[GIVEN EXERCISE]:
Reproduce verbatim every line of the records from the line containing "bullet-dot-icon: [325, 509, 333, 517]" through the final line, including both of those lines.

[WORKING DATA]:
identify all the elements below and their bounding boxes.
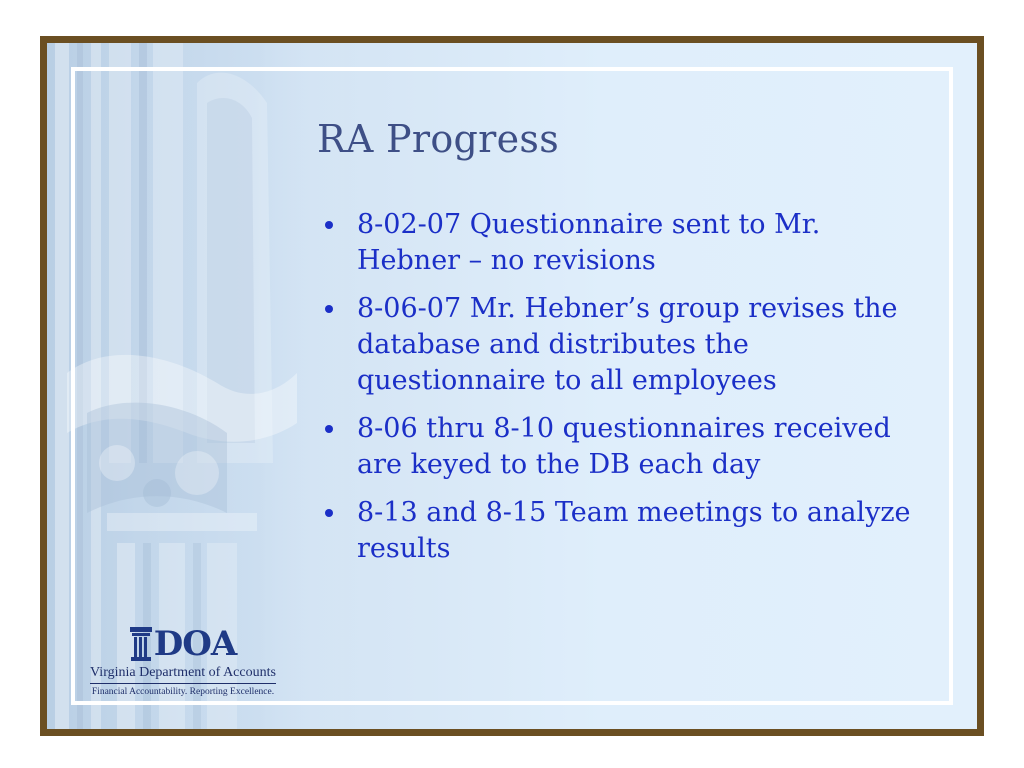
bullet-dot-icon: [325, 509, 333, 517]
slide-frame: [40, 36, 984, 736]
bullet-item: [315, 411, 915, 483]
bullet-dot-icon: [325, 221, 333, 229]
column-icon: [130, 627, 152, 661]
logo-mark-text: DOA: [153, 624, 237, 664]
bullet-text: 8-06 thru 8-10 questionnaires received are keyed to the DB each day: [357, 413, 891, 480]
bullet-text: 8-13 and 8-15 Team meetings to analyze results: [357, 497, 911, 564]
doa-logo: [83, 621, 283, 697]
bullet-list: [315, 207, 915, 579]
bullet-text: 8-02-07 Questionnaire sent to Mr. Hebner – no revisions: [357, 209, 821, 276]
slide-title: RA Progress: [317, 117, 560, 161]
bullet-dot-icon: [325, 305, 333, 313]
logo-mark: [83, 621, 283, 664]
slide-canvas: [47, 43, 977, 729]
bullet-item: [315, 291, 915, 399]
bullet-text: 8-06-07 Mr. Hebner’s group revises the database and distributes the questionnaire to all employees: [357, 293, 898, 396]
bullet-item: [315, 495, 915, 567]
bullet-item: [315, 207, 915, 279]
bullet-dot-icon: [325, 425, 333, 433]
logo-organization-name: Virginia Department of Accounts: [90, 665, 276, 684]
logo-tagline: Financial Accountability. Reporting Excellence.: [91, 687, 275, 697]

[CORRECT RESULT]:
bullet-dot-icon: [325, 509, 333, 517]
slide-frame: [40, 36, 984, 736]
bullet-item: [315, 411, 915, 483]
bullet-dot-icon: [325, 221, 333, 229]
column-icon: [130, 627, 152, 661]
logo-mark-text: DOA: [153, 624, 237, 664]
bullet-text: 8-06 thru 8-10 questionnaires received are keyed to the DB each day: [357, 413, 891, 480]
bullet-text: 8-13 and 8-15 Team meetings to analyze results: [357, 497, 911, 564]
doa-logo: [83, 621, 283, 697]
bullet-list: [315, 207, 915, 579]
bullet-text: 8-02-07 Questionnaire sent to Mr. Hebner – no revisions: [357, 209, 821, 276]
slide-title: RA Progress: [317, 117, 560, 161]
bullet-dot-icon: [325, 305, 333, 313]
logo-mark: [83, 621, 283, 664]
slide-canvas: [47, 43, 977, 729]
bullet-item: [315, 291, 915, 399]
bullet-text: 8-06-07 Mr. Hebner’s group revises the database and distributes the questionnaire to all employees: [357, 293, 898, 396]
bullet-item: [315, 495, 915, 567]
bullet-item: [315, 207, 915, 279]
bullet-dot-icon: [325, 425, 333, 433]
logo-organization-name: Virginia Department of Accounts: [90, 665, 276, 684]
logo-tagline: Financial Accountability. Reporting Excellence.: [91, 687, 275, 697]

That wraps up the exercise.